• **Description of the task**: Where does the string "based" appear? Copy every line of the entries below that holds it.

[Entries taken from a collection]
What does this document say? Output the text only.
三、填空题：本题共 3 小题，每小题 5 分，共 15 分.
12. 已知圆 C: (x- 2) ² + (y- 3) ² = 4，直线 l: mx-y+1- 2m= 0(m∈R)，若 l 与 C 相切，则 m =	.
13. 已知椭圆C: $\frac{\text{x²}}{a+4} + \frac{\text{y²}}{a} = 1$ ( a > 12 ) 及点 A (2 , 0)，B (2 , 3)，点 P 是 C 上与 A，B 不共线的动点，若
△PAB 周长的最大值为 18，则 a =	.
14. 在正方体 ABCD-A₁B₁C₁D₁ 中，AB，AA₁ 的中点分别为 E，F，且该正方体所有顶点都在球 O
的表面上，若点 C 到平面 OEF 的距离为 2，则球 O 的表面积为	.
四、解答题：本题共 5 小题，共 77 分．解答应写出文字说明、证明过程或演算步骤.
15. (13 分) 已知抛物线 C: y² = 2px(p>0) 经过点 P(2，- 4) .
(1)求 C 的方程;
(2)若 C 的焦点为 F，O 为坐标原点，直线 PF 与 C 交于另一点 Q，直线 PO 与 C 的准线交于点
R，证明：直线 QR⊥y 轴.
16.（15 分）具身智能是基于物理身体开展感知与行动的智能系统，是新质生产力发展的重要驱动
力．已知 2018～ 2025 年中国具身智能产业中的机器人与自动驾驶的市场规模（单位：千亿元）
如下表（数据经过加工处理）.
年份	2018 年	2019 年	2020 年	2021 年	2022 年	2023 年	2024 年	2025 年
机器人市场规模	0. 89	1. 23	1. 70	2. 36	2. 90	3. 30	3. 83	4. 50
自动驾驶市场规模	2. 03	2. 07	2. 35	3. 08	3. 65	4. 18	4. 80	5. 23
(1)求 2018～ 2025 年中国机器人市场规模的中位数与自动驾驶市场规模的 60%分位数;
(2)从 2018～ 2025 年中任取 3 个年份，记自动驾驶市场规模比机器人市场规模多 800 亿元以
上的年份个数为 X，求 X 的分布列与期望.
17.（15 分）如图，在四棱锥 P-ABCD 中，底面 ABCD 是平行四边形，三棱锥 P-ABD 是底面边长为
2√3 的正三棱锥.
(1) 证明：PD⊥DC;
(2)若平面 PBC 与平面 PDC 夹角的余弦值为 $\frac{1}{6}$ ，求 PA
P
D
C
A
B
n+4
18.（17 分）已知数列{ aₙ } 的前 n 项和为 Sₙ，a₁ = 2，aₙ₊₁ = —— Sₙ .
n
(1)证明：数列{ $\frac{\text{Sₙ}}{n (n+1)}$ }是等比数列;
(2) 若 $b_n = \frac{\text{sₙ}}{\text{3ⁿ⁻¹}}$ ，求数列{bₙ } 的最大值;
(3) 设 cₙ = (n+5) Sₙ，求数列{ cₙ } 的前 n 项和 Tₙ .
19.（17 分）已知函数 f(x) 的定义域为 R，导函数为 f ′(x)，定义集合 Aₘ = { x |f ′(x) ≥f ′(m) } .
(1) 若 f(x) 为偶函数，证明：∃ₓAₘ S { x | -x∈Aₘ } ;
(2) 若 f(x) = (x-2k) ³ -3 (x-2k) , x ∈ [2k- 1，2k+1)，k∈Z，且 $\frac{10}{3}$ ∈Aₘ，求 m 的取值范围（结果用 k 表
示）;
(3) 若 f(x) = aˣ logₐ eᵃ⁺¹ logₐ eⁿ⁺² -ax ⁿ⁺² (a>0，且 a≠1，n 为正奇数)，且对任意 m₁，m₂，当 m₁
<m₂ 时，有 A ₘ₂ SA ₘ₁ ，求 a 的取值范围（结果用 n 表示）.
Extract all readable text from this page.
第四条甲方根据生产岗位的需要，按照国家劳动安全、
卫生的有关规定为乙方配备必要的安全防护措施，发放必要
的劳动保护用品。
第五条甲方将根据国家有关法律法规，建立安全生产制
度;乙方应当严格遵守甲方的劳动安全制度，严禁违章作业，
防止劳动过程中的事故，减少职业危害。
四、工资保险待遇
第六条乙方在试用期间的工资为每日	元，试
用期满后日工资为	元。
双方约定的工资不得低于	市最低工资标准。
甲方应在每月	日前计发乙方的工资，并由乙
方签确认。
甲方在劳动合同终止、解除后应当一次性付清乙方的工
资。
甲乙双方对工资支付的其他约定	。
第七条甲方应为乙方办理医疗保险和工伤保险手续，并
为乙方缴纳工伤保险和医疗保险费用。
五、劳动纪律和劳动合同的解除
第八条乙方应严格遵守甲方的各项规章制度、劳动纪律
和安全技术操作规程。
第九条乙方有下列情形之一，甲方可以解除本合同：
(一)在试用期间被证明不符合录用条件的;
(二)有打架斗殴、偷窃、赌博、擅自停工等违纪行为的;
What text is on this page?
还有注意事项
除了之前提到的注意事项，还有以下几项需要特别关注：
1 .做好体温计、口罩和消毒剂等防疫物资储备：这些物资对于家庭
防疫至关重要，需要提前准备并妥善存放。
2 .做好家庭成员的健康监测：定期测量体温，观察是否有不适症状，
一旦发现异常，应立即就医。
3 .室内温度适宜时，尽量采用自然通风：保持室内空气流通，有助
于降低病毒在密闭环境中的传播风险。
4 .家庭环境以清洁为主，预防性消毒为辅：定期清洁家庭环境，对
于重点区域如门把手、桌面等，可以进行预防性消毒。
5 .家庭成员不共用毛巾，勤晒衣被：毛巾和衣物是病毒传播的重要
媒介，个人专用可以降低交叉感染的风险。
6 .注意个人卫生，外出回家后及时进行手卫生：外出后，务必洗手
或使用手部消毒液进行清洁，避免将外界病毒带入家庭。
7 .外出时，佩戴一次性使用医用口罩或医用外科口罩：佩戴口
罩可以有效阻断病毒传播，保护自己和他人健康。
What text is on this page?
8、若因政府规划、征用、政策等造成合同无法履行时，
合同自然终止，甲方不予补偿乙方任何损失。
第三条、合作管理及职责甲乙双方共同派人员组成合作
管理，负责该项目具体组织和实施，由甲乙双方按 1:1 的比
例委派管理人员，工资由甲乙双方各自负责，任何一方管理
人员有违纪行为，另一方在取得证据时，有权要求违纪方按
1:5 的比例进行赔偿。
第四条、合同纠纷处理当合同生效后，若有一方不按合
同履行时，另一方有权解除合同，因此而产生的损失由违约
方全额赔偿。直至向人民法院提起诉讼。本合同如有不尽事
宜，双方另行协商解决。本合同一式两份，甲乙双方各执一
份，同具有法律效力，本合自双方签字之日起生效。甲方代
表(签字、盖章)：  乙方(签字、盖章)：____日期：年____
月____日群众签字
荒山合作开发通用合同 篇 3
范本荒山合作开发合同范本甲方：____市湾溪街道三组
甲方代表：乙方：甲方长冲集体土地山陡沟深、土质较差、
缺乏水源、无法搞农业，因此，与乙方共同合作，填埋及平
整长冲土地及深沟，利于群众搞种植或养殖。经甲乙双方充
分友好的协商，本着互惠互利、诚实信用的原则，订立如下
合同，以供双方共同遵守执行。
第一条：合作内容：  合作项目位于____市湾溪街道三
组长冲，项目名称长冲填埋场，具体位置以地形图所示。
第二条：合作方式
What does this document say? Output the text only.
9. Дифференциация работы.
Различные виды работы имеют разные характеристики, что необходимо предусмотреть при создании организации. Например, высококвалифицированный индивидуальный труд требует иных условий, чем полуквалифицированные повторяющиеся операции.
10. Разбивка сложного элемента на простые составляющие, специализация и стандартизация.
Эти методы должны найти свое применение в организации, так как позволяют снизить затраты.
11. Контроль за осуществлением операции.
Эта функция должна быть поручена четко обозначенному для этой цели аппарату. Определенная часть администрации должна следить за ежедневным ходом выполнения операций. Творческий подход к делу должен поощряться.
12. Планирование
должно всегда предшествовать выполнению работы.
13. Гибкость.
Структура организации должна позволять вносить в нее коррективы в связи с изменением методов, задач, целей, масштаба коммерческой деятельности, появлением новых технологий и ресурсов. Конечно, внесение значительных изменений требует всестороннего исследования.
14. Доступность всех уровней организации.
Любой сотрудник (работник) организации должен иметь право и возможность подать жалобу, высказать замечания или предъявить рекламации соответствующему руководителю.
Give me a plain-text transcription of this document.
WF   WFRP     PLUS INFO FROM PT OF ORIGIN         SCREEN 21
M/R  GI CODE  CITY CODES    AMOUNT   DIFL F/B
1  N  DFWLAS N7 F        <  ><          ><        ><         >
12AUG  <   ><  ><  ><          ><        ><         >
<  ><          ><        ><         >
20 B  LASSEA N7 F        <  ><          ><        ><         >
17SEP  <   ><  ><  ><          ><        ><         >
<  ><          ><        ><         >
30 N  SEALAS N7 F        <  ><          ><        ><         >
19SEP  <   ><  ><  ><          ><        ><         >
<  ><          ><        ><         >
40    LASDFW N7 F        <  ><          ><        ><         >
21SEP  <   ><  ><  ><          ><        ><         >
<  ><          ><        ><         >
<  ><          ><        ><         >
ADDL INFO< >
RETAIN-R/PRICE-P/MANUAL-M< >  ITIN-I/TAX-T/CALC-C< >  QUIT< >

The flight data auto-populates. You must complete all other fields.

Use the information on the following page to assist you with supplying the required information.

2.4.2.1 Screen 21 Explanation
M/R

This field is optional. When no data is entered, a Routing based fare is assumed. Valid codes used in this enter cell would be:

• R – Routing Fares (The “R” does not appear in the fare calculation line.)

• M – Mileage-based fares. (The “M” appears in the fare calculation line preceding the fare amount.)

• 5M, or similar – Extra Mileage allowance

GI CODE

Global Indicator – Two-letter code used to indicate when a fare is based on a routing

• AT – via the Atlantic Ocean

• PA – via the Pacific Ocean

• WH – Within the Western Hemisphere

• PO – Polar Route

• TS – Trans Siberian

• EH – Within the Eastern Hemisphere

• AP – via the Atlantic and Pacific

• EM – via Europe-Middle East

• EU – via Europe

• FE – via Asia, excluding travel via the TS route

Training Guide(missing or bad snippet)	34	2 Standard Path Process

• **Output of the exercise**:
This field is optional. When no data is entered, a Routing based fare is assumed. Valid codes used in this enter cell would be:
• M – Mileage-based fares. (The “M” appears in the fare calculation line preceding the fare amount.)
Global Indicator – Two-letter code used to indicate when a fare is based on a routing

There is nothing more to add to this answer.